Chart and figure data

============================================================

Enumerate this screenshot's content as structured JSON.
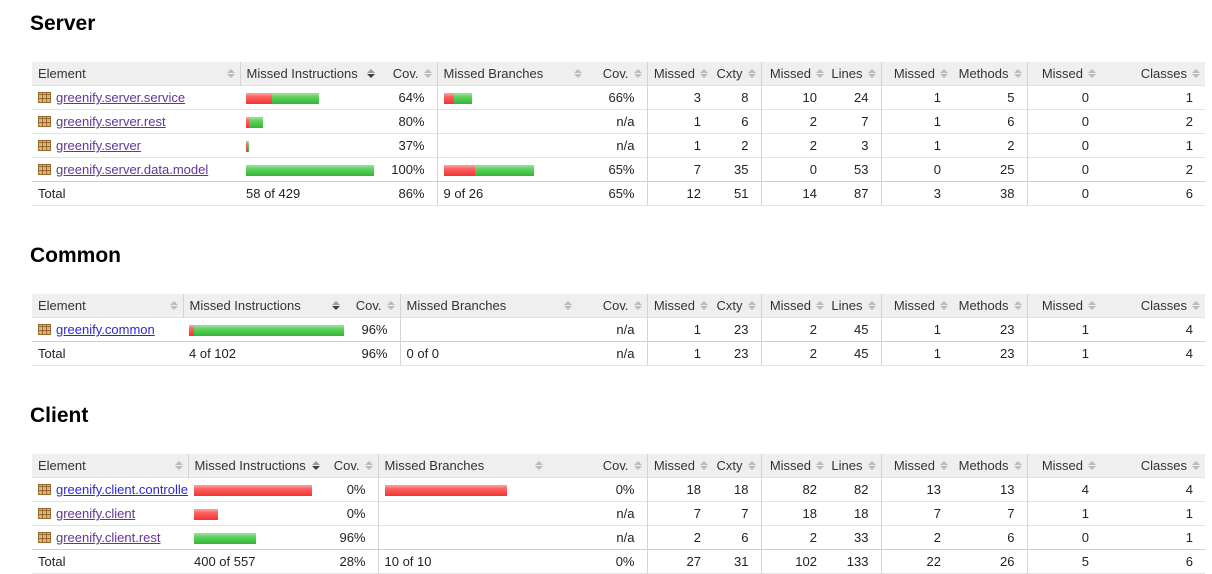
{
  "report": {
    "columns": [
      "Element",
      "Missed Instructions",
      "Cov.",
      "Missed Branches",
      "Cov.",
      "Missed",
      "Cxty",
      "Missed",
      "Lines",
      "Missed",
      "Methods",
      "Missed",
      "Classes"
    ],
    "sections": [
      {
        "title": "Server",
        "rows": [
          {
            "label": "greenify.server.service",
            "visited": true,
            "ibar": {
              "red": 26,
              "green": 47
            },
            "icov": "64%",
            "bbar": {
              "red": 10,
              "green": 18
            },
            "bcov": "66%",
            "m_cxty": "3",
            "cxty": "8",
            "m_lines": "10",
            "lines": "24",
            "m_methods": "1",
            "methods": "5",
            "m_classes": "0",
            "classes": "1"
          },
          {
            "label": "greenify.server.rest",
            "visited": true,
            "ibar": {
              "red": 3,
              "green": 14
            },
            "icov": "80%",
            "bbar": null,
            "bcov": "n/a",
            "m_cxty": "1",
            "cxty": "6",
            "m_lines": "2",
            "lines": "7",
            "m_methods": "1",
            "methods": "6",
            "m_classes": "0",
            "classes": "2"
          },
          {
            "label": "greenify.server",
            "visited": true,
            "ibar": {
              "red": 2,
              "green": 1
            },
            "icov": "37%",
            "bbar": null,
            "bcov": "n/a",
            "m_cxty": "1",
            "cxty": "2",
            "m_lines": "2",
            "lines": "3",
            "m_methods": "1",
            "methods": "2",
            "m_classes": "0",
            "classes": "1"
          },
          {
            "label": "greenify.server.data.model",
            "visited": true,
            "ibar": {
              "red": 0,
              "green": 128
            },
            "icov": "100%",
            "bbar": {
              "red": 31,
              "green": 59
            },
            "bcov": "65%",
            "m_cxty": "7",
            "cxty": "35",
            "m_lines": "0",
            "lines": "53",
            "m_methods": "0",
            "methods": "25",
            "m_classes": "0",
            "classes": "2"
          }
        ],
        "total": {
          "label": "Total",
          "itext": "58 of 429",
          "icov": "86%",
          "btext": "9 of 26",
          "bcov": "65%",
          "m_cxty": "12",
          "cxty": "51",
          "m_lines": "14",
          "lines": "87",
          "m_methods": "3",
          "methods": "38",
          "m_classes": "0",
          "classes": "6"
        }
      },
      {
        "title": "Common",
        "rows": [
          {
            "label": "greenify.common",
            "visited": false,
            "ibar": {
              "red": 5,
              "green": 150
            },
            "icov": "96%",
            "bbar": null,
            "bcov": "n/a",
            "m_cxty": "1",
            "cxty": "23",
            "m_lines": "2",
            "lines": "45",
            "m_methods": "1",
            "methods": "23",
            "m_classes": "1",
            "classes": "4"
          }
        ],
        "total": {
          "label": "Total",
          "itext": "4 of 102",
          "icov": "96%",
          "btext": "0 of 0",
          "bcov": "n/a",
          "m_cxty": "1",
          "cxty": "23",
          "m_lines": "2",
          "lines": "45",
          "m_methods": "1",
          "methods": "23",
          "m_classes": "1",
          "classes": "4"
        }
      },
      {
        "title": "Client",
        "rows": [
          {
            "label": "greenify.client.controller",
            "visited": false,
            "ibar": {
              "red": 118,
              "green": 0
            },
            "icov": "0%",
            "bbar": {
              "red": 122,
              "green": 0
            },
            "bcov": "0%",
            "m_cxty": "18",
            "cxty": "18",
            "m_lines": "82",
            "lines": "82",
            "m_methods": "13",
            "methods": "13",
            "m_classes": "4",
            "classes": "4"
          },
          {
            "label": "greenify.client",
            "visited": true,
            "ibar": {
              "red": 24,
              "green": 0
            },
            "icov": "0%",
            "bbar": null,
            "bcov": "n/a",
            "m_cxty": "7",
            "cxty": "7",
            "m_lines": "18",
            "lines": "18",
            "m_methods": "7",
            "methods": "7",
            "m_classes": "1",
            "classes": "1"
          },
          {
            "label": "greenify.client.rest",
            "visited": true,
            "ibar": {
              "red": 0,
              "green": 62
            },
            "icov": "96%",
            "bbar": null,
            "bcov": "n/a",
            "m_cxty": "2",
            "cxty": "6",
            "m_lines": "2",
            "lines": "33",
            "m_methods": "2",
            "methods": "6",
            "m_classes": "0",
            "classes": "1"
          }
        ],
        "total": {
          "label": "Total",
          "itext": "400 of 557",
          "icov": "28%",
          "btext": "10 of 10",
          "bcov": "0%",
          "m_cxty": "27",
          "cxty": "31",
          "m_lines": "102",
          "lines": "133",
          "m_methods": "22",
          "methods": "26",
          "m_classes": "5",
          "classes": "6"
        }
      }
    ]
  },
  "colors": {
    "bar_red": "#f54a4a",
    "bar_green": "#4cc44c",
    "link": "#2929d6",
    "link_visited": "#663399",
    "header_bg": "#efefef"
  }
}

============================================================

Goal of the exercise: Reproduce each entry precisely. Leave the pictures out.

Answer for this exercise:
Enumerate this screenshot's content as structured JSON.
{
  "report": {
    "columns": [
      "Element",
      "Missed Instructions",
      "Cov.",
      "Missed Branches",
      "Cov.",
      "Missed",
      "Cxty",
      "Missed",
      "Lines",
      "Missed",
      "Methods",
      "Missed",
      "Classes"
    ],
    "sections": [
      {
        "title": "Server",
        "rows": [
          {
            "label": "greenify.server.service",
            "visited": true,
            "ibar": {
              "red": 26,
              "green": 47
            },
            "icov": "64%",
            "bbar": {
              "red": 10,
              "green": 18
            },
            "bcov": "66%",
            "m_cxty": "3",
            "cxty": "8",
            "m_lines": "10",
            "lines": "24",
            "m_methods": "1",
            "methods": "5",
            "m_classes": "0",
            "classes": "1"
          },
          {
            "label": "greenify.server.rest",
            "visited": true,
            "ibar": {
              "red": 3,
              "green": 14
            },
            "icov": "80%",
            "bbar": null,
            "bcov": "n/a",
            "m_cxty": "1",
            "cxty": "6",
            "m_lines": "2",
            "lines": "7",
            "m_methods": "1",
            "methods": "6",
            "m_classes": "0",
            "classes": "2"
          },
          {
            "label": "greenify.server",
            "visited": true,
            "ibar": {
              "red": 2,
              "green": 1
            },
            "icov": "37%",
            "bbar": null,
            "bcov": "n/a",
            "m_cxty": "1",
            "cxty": "2",
            "m_lines": "2",
            "lines": "3",
            "m_methods": "1",
            "methods": "2",
            "m_classes": "0",
            "classes": "1"
          },
          {
            "label": "greenify.server.data.model",
            "visited": true,
            "ibar": {
              "red": 0,
              "green": 128
            },
            "icov": "100%",
            "bbar": {
              "red": 31,
              "green": 59
            },
            "bcov": "65%",
            "m_cxty": "7",
            "cxty": "35",
            "m_lines": "0",
            "lines": "53",
            "m_methods": "0",
            "methods": "25",
            "m_classes": "0",
            "classes": "2"
          }
        ],
        "total": {
          "label": "Total",
          "itext": "58 of 429",
          "icov": "86%",
          "btext": "9 of 26",
          "bcov": "65%",
          "m_cxty": "12",
          "cxty": "51",
          "m_lines": "14",
          "lines": "87",
          "m_methods": "3",
          "methods": "38",
          "m_classes": "0",
          "classes": "6"
        }
      },
      {
        "title": "Common",
        "rows": [
          {
            "label": "greenify.common",
            "visited": false,
            "ibar": {
              "red": 5,
              "green": 150
            },
            "icov": "96%",
            "bbar": null,
            "bcov": "n/a",
            "m_cxty": "1",
            "cxty": "23",
            "m_lines": "2",
            "lines": "45",
            "m_methods": "1",
            "methods": "23",
            "m_classes": "1",
            "classes": "4"
          }
        ],
        "total": {
          "label": "Total",
          "itext": "4 of 102",
          "icov": "96%",
          "btext": "0 of 0",
          "bcov": "n/a",
          "m_cxty": "1",
          "cxty": "23",
          "m_lines": "2",
          "lines": "45",
          "m_methods": "1",
          "methods": "23",
          "m_classes": "1",
          "classes": "4"
        }
      },
      {
        "title": "Client",
        "rows": [
          {
            "label": "greenify.client.controller",
            "visited": false,
            "ibar": {
              "red": 118,
              "green": 0
            },
            "icov": "0%",
            "bbar": {
              "red": 122,
              "green": 0
            },
            "bcov": "0%",
            "m_cxty": "18",
            "cxty": "18",
            "m_lines": "82",
            "lines": "82",
            "m_methods": "13",
            "methods": "13",
            "m_classes": "4",
            "classes": "4"
          },
          {
            "label": "greenify.client",
            "visited": true,
            "ibar": {
              "red": 24,
              "green": 0
            },
            "icov": "0%",
            "bbar": null,
            "bcov": "n/a",
            "m_cxty": "7",
            "cxty": "7",
            "m_lines": "18",
            "lines": "18",
            "m_methods": "7",
            "methods": "7",
            "m_classes": "1",
            "classes": "1"
          },
          {
            "label": "greenify.client.rest",
            "visited": true,
            "ibar": {
              "red": 0,
              "green": 62
            },
            "icov": "96%",
            "bbar": null,
            "bcov": "n/a",
            "m_cxty": "2",
            "cxty": "6",
            "m_lines": "2",
            "lines": "33",
            "m_methods": "2",
            "methods": "6",
            "m_classes": "0",
            "classes": "1"
          }
        ],
        "total": {
          "label": "Total",
          "itext": "400 of 557",
          "icov": "28%",
          "btext": "10 of 10",
          "bcov": "0%",
          "m_cxty": "27",
          "cxty": "31",
          "m_lines": "102",
          "lines": "133",
          "m_methods": "22",
          "methods": "26",
          "m_classes": "5",
          "classes": "6"
        }
      }
    ]
  },
  "colors": {
    "bar_red": "#f54a4a",
    "bar_green": "#4cc44c",
    "link": "#2929d6",
    "link_visited": "#663399",
    "header_bg": "#efefef"
  }
}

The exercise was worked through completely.